§ **WHAT IS BEING ASKED**:
All of the material below is to be returned exactly.

§ **RECORD LIST**:
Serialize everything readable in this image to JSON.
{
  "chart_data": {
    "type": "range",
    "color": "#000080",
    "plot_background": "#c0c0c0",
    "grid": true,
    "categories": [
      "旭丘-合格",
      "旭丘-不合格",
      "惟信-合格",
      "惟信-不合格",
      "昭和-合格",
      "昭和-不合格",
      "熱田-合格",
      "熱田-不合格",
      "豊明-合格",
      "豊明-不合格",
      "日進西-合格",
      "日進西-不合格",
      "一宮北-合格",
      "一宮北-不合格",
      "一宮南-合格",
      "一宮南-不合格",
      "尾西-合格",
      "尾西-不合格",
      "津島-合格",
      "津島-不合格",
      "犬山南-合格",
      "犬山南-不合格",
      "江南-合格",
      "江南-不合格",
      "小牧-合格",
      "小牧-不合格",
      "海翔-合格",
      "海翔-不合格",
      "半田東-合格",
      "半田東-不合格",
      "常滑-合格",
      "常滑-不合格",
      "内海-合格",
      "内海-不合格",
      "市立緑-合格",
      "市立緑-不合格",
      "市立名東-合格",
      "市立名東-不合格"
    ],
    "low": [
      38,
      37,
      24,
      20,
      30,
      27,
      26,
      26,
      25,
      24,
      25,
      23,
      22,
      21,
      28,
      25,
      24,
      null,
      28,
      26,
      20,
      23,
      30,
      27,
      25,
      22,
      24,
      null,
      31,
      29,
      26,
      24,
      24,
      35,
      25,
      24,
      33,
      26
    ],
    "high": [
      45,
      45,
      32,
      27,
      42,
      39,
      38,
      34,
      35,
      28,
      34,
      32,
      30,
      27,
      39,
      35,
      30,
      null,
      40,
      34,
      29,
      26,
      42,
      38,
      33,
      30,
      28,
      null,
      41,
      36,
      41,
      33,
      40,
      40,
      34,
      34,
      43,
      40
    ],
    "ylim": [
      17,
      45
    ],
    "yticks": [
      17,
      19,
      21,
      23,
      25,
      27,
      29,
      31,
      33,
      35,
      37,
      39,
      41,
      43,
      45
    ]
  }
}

§ **THE ANSWER**:
Serialize everything readable in this image to JSON.
{
  "chart_data": {
    "type": "range",
    "color": "#000080",
    "plot_background": "#c0c0c0",
    "grid": true,
    "categories": [
      "旭丘-合格",
      "旭丘-不合格",
      "惟信-合格",
      "惟信-不合格",
      "昭和-合格",
      "昭和-不合格",
      "熱田-合格",
      "熱田-不合格",
      "豊明-合格",
      "豊明-不合格",
      "日進西-合格",
      "日進西-不合格",
      "一宮北-合格",
      "一宮北-不合格",
      "一宮南-合格",
      "一宮南-不合格",
      "尾西-合格",
      "尾西-不合格",
      "津島-合格",
      "津島-不合格",
      "犬山南-合格",
      "犬山南-不合格",
      "江南-合格",
      "江南-不合格",
      "小牧-合格",
      "小牧-不合格",
      "海翔-合格",
      "海翔-不合格",
      "半田東-合格",
      "半田東-不合格",
      "常滑-合格",
      "常滑-不合格",
      "内海-合格",
      "内海-不合格",
      "市立緑-合格",
      "市立緑-不合格",
      "市立名東-合格",
      "市立名東-不合格"
    ],
    "low": [
      38,
      37,
      24,
      20,
      30,
      27,
      26,
      26,
      25,
      24,
      25,
      23,
      22,
      21,
      28,
      25,
      24,
      null,
      28,
      26,
      20,
      23,
      30,
      27,
      25,
      22,
      24,
      null,
      31,
      29,
      26,
      24,
      24,
      35,
      25,
      24,
      33,
      26
    ],
    "high": [
      45,
      45,
      32,
      27,
      42,
      39,
      38,
      34,
      35,
      28,
      34,
      32,
      30,
      27,
      39,
      35,
      30,
      null,
      40,
      34,
      29,
      26,
      42,
      38,
      33,
      30,
      28,
      null,
      41,
      36,
      41,
      33,
      40,
      40,
      34,
      34,
      43,
      40
    ],
    "ylim": [
      17,
      45
    ],
    "yticks": [
      17,
      19,
      21,
      23,
      25,
      27,
      29,
      31,
      33,
      35,
      37,
      39,
      41,
      43,
      45
    ]
  }
}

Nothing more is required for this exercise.